Short task: Go through the entries and transcribe each one exactly, dropping the pictures.

>> Begin Extracted material

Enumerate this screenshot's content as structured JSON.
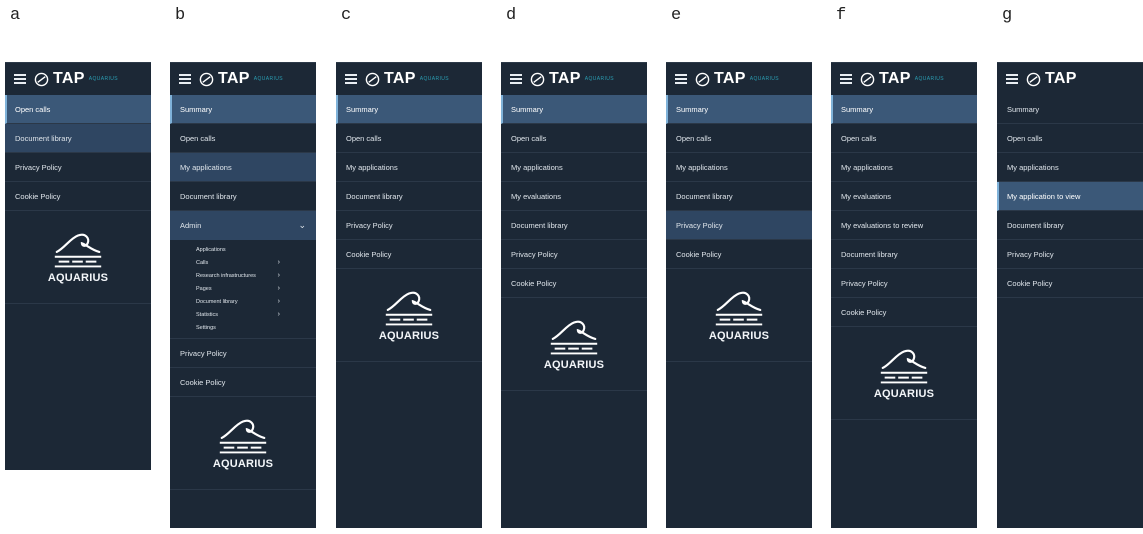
{
  "panels": [
    {
      "letter": "a",
      "brand": "TAP",
      "brand_sub": "AQUARIUS",
      "items": [
        {
          "label": "Open calls"
        },
        {
          "label": "Document library"
        },
        {
          "label": "Privacy Policy"
        },
        {
          "label": "Cookie Policy"
        }
      ],
      "logo_text": "AQUARIUS"
    },
    {
      "letter": "b",
      "brand": "TAP",
      "brand_sub": "AQUARIUS",
      "items": [
        {
          "label": "Summary"
        },
        {
          "label": "Open calls"
        },
        {
          "label": "My applications"
        },
        {
          "label": "Document library"
        },
        {
          "label": "Admin"
        },
        {
          "label": "Privacy Policy"
        },
        {
          "label": "Cookie Policy"
        }
      ],
      "admin_sub": [
        {
          "label": "Applications"
        },
        {
          "label": "Calls"
        },
        {
          "label": "Research infrastructures"
        },
        {
          "label": "Pages"
        },
        {
          "label": "Document library"
        },
        {
          "label": "Statistics"
        },
        {
          "label": "Settings"
        }
      ],
      "logo_text": "AQUARIUS"
    },
    {
      "letter": "c",
      "brand": "TAP",
      "brand_sub": "AQUARIUS",
      "items": [
        {
          "label": "Summary"
        },
        {
          "label": "Open calls"
        },
        {
          "label": "My applications"
        },
        {
          "label": "Document library"
        },
        {
          "label": "Privacy Policy"
        },
        {
          "label": "Cookie Policy"
        }
      ],
      "logo_text": "AQUARIUS"
    },
    {
      "letter": "d",
      "brand": "TAP",
      "brand_sub": "AQUARIUS",
      "items": [
        {
          "label": "Summary"
        },
        {
          "label": "Open calls"
        },
        {
          "label": "My applications"
        },
        {
          "label": "My evaluations"
        },
        {
          "label": "Document library"
        },
        {
          "label": "Privacy Policy"
        },
        {
          "label": "Cookie Policy"
        }
      ],
      "logo_text": "AQUARIUS"
    },
    {
      "letter": "e",
      "brand": "TAP",
      "brand_sub": "AQUARIUS",
      "items": [
        {
          "label": "Summary"
        },
        {
          "label": "Open calls"
        },
        {
          "label": "My applications"
        },
        {
          "label": "Document library"
        },
        {
          "label": "Privacy Policy"
        },
        {
          "label": "Cookie Policy"
        }
      ],
      "logo_text": "AQUARIUS"
    },
    {
      "letter": "f",
      "brand": "TAP",
      "brand_sub": "AQUARIUS",
      "items": [
        {
          "label": "Summary"
        },
        {
          "label": "Open calls"
        },
        {
          "label": "My applications"
        },
        {
          "label": "My evaluations"
        },
        {
          "label": "My evaluations to review"
        },
        {
          "label": "Document library"
        },
        {
          "label": "Privacy Policy"
        },
        {
          "label": "Cookie Policy"
        }
      ],
      "logo_text": "AQUARIUS"
    },
    {
      "letter": "g",
      "brand": "TAP",
      "items": [
        {
          "label": "Summary"
        },
        {
          "label": "Open calls"
        },
        {
          "label": "My applications"
        },
        {
          "label": "My application to view"
        },
        {
          "label": "Document library"
        },
        {
          "label": "Privacy Policy"
        },
        {
          "label": "Cookie Policy"
        }
      ]
    }
  ],
  "colors": {
    "panel_bg": "#1c2836",
    "active_bg": "#3b5878",
    "accent": "#2a9bb0",
    "text": "#dfe5eb"
  }
}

>> End Extracted material

Problem solution:
Enumerate this screenshot's content as structured JSON.
{
  "panels": [
    {
      "letter": "a",
      "brand": "TAP",
      "brand_sub": "AQUARIUS",
      "items": [
        {
          "label": "Open calls"
        },
        {
          "label": "Document library"
        },
        {
          "label": "Privacy Policy"
        },
        {
          "label": "Cookie Policy"
        }
      ],
      "logo_text": "AQUARIUS"
    },
    {
      "letter": "b",
      "brand": "TAP",
      "brand_sub": "AQUARIUS",
      "items": [
        {
          "label": "Summary"
        },
        {
          "label": "Open calls"
        },
        {
          "label": "My applications"
        },
        {
          "label": "Document library"
        },
        {
          "label": "Admin"
        },
        {
          "label": "Privacy Policy"
        },
        {
          "label": "Cookie Policy"
        }
      ],
      "admin_sub": [
        {
          "label": "Applications"
        },
        {
          "label": "Calls"
        },
        {
          "label": "Research infrastructures"
        },
        {
          "label": "Pages"
        },
        {
          "label": "Document library"
        },
        {
          "label": "Statistics"
        },
        {
          "label": "Settings"
        }
      ],
      "logo_text": "AQUARIUS"
    },
    {
      "letter": "c",
      "brand": "TAP",
      "brand_sub": "AQUARIUS",
      "items": [
        {
          "label": "Summary"
        },
        {
          "label": "Open calls"
        },
        {
          "label": "My applications"
        },
        {
          "label": "Document library"
        },
        {
          "label": "Privacy Policy"
        },
        {
          "label": "Cookie Policy"
        }
      ],
      "logo_text": "AQUARIUS"
    },
    {
      "letter": "d",
      "brand": "TAP",
      "brand_sub": "AQUARIUS",
      "items": [
        {
          "label": "Summary"
        },
        {
          "label": "Open calls"
        },
        {
          "label": "My applications"
        },
        {
          "label": "My evaluations"
        },
        {
          "label": "Document library"
        },
        {
          "label": "Privacy Policy"
        },
        {
          "label": "Cookie Policy"
        }
      ],
      "logo_text": "AQUARIUS"
    },
    {
      "letter": "e",
      "brand": "TAP",
      "brand_sub": "AQUARIUS",
      "items": [
        {
          "label": "Summary"
        },
        {
          "label": "Open calls"
        },
        {
          "label": "My applications"
        },
        {
          "label": "Document library"
        },
        {
          "label": "Privacy Policy"
        },
        {
          "label": "Cookie Policy"
        }
      ],
      "logo_text": "AQUARIUS"
    },
    {
      "letter": "f",
      "brand": "TAP",
      "brand_sub": "AQUARIUS",
      "items": [
        {
          "label": "Summary"
        },
        {
          "label": "Open calls"
        },
        {
          "label": "My applications"
        },
        {
          "label": "My evaluations"
        },
        {
          "label": "My evaluations to review"
        },
        {
          "label": "Document library"
        },
        {
          "label": "Privacy Policy"
        },
        {
          "label": "Cookie Policy"
        }
      ],
      "logo_text": "AQUARIUS"
    },
    {
      "letter": "g",
      "brand": "TAP",
      "items": [
        {
          "label": "Summary"
        },
        {
          "label": "Open calls"
        },
        {
          "label": "My applications"
        },
        {
          "label": "My application to view"
        },
        {
          "label": "Document library"
        },
        {
          "label": "Privacy Policy"
        },
        {
          "label": "Cookie Policy"
        }
      ]
    }
  ],
  "colors": {
    "panel_bg": "#1c2836",
    "active_bg": "#3b5878",
    "accent": "#2a9bb0",
    "text": "#dfe5eb"
  }
}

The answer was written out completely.